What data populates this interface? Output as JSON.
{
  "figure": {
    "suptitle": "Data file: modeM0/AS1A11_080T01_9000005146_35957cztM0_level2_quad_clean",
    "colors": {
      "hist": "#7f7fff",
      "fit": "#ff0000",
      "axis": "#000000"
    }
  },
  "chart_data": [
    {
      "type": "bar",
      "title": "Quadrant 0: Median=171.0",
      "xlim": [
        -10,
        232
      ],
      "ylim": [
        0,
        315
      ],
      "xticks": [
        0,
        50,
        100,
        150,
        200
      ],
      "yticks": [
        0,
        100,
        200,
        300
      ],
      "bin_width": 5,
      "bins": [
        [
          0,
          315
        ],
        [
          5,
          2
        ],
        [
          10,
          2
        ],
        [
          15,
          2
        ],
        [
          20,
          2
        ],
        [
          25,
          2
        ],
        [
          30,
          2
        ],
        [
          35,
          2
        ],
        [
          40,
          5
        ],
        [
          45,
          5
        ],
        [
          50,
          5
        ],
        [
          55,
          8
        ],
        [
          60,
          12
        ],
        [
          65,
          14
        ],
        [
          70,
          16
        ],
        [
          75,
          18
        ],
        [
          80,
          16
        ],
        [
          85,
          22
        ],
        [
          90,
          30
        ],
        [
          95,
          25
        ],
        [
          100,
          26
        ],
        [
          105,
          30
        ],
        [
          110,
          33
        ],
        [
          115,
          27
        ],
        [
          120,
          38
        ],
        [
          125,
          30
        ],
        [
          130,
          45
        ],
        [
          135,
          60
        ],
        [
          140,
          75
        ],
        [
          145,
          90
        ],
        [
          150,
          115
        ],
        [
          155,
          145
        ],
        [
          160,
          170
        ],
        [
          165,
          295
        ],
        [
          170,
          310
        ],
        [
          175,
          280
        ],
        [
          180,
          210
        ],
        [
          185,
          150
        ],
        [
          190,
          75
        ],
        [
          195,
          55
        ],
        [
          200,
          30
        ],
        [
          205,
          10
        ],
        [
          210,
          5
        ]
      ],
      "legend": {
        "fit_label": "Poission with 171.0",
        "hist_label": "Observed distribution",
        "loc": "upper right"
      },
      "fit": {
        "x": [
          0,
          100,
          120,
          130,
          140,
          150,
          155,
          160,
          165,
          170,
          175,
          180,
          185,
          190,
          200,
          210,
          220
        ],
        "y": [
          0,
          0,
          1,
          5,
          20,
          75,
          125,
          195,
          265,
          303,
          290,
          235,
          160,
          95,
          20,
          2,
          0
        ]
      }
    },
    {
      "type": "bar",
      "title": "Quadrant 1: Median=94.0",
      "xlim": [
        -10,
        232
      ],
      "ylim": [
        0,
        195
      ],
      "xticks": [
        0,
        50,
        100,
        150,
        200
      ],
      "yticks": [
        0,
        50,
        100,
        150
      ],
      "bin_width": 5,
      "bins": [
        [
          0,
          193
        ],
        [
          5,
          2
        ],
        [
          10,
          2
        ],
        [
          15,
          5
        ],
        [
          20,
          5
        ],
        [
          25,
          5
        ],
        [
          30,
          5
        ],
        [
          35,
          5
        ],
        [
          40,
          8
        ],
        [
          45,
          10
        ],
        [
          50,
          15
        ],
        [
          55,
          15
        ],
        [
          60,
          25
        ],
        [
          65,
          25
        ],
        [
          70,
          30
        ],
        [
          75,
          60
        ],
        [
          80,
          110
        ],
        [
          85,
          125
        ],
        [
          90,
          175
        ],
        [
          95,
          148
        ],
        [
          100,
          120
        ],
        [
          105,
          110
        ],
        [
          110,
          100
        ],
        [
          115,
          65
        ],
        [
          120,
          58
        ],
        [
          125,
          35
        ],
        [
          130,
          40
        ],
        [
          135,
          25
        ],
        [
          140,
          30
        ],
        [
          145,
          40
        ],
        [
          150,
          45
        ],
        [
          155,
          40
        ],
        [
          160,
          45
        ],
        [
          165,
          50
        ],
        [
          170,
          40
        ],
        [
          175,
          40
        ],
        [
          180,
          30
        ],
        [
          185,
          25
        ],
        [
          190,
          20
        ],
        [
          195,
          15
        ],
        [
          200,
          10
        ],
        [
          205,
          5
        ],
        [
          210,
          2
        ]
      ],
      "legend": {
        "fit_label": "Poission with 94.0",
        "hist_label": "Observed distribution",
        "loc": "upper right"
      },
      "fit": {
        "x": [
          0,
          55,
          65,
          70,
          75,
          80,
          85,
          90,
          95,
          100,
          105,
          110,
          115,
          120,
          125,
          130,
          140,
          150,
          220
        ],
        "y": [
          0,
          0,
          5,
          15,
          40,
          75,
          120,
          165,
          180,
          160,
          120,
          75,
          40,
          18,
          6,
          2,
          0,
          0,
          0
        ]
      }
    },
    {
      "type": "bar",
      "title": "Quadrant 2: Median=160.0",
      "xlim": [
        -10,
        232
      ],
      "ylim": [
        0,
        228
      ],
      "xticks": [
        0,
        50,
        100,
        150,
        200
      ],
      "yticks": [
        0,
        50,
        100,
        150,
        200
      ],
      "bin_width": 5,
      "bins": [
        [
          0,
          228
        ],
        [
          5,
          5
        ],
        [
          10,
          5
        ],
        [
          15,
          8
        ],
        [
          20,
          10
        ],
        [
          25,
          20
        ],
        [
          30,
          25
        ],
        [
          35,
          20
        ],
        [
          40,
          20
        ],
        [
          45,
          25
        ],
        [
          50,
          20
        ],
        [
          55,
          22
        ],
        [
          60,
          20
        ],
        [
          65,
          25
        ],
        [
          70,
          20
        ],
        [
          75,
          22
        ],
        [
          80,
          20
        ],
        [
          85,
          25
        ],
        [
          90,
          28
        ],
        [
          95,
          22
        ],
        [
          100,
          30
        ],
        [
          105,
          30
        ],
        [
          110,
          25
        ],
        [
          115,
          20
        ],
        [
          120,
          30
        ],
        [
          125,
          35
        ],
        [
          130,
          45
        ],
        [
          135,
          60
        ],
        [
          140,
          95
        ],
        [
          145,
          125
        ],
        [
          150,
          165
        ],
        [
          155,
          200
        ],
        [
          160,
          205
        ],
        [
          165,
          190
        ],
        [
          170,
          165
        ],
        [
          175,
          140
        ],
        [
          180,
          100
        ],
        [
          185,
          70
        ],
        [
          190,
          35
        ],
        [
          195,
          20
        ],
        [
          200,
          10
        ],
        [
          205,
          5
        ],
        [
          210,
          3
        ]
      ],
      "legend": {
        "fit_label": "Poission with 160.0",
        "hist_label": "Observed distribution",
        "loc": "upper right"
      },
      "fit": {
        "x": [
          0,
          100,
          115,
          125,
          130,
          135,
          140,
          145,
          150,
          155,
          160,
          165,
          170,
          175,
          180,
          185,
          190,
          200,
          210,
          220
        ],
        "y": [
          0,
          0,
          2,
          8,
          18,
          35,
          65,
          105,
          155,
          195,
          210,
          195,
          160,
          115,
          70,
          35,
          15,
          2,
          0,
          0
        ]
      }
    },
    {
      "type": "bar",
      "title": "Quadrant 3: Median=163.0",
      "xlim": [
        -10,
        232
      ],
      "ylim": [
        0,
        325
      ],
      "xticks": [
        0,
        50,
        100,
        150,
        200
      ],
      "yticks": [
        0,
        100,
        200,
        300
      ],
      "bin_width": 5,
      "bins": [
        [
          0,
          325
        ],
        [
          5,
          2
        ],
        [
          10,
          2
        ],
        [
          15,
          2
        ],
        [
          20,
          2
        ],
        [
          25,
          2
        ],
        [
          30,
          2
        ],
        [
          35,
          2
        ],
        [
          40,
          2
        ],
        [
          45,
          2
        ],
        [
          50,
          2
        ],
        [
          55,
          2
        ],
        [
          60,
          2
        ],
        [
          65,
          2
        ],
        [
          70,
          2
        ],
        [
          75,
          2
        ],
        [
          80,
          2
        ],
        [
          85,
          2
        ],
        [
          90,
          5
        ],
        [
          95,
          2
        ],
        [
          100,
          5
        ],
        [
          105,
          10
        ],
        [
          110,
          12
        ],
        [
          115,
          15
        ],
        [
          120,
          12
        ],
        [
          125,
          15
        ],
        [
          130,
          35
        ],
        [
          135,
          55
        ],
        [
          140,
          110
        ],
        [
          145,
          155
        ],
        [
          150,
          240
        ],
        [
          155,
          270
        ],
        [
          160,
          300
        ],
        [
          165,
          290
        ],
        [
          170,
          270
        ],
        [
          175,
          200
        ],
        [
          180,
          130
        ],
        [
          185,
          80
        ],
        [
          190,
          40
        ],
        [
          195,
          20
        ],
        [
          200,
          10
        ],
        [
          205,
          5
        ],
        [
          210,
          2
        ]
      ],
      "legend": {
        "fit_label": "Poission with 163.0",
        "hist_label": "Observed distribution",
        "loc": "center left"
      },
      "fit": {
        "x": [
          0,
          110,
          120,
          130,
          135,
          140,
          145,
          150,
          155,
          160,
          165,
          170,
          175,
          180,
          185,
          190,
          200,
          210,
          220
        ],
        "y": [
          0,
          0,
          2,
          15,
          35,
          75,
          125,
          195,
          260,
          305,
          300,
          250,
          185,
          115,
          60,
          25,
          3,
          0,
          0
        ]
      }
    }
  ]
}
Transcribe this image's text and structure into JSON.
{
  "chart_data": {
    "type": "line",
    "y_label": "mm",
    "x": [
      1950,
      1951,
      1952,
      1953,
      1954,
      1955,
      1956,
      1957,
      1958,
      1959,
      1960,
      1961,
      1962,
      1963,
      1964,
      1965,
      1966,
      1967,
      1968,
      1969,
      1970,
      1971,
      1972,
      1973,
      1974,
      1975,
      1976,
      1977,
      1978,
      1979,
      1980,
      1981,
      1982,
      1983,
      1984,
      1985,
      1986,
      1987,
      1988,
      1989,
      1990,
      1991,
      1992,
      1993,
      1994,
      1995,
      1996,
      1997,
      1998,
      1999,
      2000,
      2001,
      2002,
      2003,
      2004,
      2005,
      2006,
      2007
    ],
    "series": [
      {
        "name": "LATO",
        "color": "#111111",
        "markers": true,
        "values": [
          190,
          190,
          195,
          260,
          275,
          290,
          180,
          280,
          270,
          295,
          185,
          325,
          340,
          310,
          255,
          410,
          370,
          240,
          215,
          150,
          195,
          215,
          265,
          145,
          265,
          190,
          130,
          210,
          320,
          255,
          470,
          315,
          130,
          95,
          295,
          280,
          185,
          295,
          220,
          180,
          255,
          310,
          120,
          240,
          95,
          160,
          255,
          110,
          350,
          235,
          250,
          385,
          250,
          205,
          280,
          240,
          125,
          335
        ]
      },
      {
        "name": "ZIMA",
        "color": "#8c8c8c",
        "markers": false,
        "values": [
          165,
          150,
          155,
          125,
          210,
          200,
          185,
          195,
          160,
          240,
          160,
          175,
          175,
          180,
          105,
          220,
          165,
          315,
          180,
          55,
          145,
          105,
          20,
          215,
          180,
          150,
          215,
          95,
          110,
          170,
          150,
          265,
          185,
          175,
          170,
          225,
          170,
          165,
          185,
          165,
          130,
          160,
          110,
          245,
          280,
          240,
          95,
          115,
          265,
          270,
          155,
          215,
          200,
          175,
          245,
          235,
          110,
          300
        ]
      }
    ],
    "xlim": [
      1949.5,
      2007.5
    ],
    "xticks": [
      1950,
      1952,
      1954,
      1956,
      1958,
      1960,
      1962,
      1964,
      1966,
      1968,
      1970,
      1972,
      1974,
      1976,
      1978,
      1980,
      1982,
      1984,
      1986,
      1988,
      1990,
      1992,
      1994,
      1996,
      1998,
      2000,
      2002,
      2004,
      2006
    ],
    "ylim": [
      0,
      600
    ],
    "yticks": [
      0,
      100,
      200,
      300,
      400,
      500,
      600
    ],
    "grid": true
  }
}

- Requirements
Which lines include the word "Poission"? List them all.

- Answer to the exercise
        "fit_label": "Poission with 171.0",
        "fit_label": "Poission with 94.0",
        "fit_label": "Poission with 160.0",
        "fit_label": "Poission with 163.0",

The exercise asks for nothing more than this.